**Description of the task:** Search the records below for the word "Indicator". Pull out each line that has it.

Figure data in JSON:
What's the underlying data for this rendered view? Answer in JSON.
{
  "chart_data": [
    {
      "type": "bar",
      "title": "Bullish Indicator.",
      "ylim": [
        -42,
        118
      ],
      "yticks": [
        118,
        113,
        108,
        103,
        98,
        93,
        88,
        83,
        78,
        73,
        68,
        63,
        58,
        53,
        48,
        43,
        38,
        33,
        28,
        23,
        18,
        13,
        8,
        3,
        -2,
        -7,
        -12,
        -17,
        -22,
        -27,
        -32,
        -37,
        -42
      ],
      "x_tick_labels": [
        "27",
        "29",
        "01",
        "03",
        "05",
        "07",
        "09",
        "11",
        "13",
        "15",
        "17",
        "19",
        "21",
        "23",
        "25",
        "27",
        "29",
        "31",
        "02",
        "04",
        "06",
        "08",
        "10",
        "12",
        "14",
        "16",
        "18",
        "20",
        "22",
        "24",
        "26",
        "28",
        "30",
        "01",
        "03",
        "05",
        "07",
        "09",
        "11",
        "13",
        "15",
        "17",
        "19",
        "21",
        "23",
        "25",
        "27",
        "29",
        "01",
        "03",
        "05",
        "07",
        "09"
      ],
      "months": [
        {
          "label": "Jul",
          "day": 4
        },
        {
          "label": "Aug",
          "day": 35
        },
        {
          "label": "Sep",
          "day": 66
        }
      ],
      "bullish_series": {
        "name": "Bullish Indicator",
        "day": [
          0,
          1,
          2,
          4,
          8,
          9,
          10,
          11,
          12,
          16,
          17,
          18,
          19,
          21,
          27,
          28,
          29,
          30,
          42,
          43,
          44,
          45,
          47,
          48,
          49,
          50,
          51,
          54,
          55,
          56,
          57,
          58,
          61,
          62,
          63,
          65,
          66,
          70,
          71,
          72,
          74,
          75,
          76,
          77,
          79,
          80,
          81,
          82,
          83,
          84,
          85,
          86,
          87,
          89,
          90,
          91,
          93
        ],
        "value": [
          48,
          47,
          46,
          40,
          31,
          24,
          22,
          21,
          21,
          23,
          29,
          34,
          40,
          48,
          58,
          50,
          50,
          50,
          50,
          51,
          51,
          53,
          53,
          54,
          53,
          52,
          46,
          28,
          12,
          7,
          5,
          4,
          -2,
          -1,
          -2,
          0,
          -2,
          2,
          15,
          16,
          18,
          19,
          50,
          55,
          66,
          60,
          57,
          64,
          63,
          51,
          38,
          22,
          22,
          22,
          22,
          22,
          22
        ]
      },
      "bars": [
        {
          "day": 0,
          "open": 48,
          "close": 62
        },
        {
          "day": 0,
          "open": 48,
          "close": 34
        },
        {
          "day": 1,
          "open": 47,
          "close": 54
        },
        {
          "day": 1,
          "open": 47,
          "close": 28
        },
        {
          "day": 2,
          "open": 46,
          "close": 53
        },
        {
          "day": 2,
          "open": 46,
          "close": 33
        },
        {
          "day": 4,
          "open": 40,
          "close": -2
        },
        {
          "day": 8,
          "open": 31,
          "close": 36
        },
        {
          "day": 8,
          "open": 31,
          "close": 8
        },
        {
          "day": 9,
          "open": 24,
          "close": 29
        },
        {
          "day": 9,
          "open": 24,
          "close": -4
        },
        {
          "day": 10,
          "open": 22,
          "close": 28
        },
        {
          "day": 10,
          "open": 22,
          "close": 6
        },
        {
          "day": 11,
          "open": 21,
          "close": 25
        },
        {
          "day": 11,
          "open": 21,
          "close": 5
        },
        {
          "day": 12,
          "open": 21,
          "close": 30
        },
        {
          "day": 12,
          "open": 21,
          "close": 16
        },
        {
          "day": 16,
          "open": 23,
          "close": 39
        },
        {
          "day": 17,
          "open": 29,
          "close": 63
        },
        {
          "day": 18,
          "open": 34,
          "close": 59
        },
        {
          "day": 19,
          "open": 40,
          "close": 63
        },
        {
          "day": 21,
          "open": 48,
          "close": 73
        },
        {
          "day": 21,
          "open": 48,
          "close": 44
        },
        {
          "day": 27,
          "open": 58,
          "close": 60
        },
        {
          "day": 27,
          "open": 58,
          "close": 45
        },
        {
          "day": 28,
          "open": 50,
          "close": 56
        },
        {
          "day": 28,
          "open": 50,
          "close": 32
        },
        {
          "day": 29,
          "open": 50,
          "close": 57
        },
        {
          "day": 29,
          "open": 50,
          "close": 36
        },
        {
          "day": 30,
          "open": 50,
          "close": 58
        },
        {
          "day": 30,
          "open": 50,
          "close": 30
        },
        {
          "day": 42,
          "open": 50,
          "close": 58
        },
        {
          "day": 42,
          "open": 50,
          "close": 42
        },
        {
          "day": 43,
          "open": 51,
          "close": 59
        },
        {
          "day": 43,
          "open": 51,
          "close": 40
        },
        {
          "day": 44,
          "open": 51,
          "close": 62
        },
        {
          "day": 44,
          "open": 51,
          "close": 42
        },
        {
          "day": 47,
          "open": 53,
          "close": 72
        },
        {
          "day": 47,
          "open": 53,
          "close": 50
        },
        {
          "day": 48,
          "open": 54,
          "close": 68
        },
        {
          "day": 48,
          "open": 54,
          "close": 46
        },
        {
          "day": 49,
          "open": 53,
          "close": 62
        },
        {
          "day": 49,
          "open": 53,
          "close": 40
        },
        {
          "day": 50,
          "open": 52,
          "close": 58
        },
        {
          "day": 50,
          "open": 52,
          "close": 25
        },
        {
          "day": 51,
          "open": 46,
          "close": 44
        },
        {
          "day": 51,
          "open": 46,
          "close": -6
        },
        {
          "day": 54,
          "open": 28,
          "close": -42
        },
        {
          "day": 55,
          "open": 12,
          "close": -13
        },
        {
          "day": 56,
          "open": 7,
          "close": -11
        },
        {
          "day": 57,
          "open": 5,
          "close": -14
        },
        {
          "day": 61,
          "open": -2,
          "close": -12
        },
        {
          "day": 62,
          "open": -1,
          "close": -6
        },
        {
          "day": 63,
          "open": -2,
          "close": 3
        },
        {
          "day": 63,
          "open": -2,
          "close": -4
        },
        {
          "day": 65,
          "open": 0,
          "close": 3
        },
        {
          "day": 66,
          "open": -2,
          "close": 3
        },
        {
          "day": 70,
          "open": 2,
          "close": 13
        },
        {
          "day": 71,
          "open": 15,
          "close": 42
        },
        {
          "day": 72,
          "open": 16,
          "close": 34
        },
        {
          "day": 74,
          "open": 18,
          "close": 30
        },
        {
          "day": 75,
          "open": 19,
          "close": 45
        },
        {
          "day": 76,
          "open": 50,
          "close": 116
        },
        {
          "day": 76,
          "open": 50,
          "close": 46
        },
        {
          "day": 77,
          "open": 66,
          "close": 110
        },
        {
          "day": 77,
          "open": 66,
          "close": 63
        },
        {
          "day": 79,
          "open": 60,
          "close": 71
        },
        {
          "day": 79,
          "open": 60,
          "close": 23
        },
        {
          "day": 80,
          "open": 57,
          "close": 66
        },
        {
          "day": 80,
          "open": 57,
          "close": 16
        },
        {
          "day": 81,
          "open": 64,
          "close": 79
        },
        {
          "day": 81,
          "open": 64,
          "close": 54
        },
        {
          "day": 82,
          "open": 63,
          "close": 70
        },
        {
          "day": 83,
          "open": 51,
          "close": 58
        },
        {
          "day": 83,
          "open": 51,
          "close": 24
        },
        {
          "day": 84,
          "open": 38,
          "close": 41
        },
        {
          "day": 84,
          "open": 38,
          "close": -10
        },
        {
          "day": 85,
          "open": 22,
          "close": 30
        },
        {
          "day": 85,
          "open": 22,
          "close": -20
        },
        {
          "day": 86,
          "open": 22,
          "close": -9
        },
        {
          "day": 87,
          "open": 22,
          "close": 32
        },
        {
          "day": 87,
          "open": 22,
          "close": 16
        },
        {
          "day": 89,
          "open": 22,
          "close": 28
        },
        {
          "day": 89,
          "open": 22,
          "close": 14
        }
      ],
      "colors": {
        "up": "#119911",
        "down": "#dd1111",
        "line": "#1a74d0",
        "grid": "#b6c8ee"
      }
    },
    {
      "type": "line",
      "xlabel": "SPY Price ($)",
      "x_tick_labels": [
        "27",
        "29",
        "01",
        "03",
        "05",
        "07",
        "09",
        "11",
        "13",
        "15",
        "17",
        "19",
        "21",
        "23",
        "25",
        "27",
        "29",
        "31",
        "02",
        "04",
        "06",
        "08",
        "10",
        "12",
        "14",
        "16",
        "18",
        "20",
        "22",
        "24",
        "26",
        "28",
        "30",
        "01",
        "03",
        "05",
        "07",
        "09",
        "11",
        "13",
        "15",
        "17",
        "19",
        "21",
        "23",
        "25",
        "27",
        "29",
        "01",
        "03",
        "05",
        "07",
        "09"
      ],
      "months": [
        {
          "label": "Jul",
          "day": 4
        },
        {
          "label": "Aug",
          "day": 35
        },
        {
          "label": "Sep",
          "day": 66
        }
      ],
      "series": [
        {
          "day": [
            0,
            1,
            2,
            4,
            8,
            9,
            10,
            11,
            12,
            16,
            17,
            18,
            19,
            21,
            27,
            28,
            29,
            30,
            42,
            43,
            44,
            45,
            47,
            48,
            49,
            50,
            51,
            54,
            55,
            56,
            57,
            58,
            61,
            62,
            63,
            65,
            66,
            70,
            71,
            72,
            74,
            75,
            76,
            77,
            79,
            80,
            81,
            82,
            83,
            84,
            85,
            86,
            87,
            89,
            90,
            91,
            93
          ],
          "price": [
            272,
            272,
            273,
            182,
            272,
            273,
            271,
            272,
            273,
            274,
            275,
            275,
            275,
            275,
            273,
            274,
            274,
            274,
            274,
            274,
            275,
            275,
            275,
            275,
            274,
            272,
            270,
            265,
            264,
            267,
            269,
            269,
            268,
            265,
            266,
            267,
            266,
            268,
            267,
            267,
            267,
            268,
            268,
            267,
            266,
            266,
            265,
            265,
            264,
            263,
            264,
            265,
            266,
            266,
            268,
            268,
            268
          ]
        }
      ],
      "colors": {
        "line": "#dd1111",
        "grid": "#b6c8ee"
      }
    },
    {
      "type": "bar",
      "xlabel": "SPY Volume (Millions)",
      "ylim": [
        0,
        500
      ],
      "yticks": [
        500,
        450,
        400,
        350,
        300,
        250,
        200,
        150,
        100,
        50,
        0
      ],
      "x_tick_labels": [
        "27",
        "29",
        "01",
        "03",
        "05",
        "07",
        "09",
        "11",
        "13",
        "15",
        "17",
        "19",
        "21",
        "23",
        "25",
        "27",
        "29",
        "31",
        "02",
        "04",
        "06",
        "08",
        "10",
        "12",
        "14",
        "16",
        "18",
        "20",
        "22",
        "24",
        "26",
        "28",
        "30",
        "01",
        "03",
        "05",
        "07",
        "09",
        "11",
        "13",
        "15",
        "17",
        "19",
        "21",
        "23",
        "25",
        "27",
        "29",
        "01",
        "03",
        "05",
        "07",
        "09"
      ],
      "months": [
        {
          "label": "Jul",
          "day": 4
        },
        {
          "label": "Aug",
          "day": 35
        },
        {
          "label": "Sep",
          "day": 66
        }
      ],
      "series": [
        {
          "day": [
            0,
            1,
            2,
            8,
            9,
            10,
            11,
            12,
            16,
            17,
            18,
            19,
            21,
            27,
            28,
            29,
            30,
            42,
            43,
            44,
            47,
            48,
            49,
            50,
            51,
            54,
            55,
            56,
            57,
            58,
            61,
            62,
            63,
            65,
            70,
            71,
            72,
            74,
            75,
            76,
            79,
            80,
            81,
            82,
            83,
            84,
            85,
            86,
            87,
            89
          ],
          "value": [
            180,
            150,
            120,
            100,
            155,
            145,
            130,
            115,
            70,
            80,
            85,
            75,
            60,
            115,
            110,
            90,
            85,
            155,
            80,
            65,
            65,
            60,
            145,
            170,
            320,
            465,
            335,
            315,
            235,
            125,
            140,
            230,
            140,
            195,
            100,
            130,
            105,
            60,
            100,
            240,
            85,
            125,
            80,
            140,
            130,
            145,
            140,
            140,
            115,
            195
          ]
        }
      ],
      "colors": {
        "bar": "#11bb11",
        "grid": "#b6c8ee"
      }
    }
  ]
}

**Correct response:**
      "title": "Bullish Indicator.",
        "name": "Bullish Indicator",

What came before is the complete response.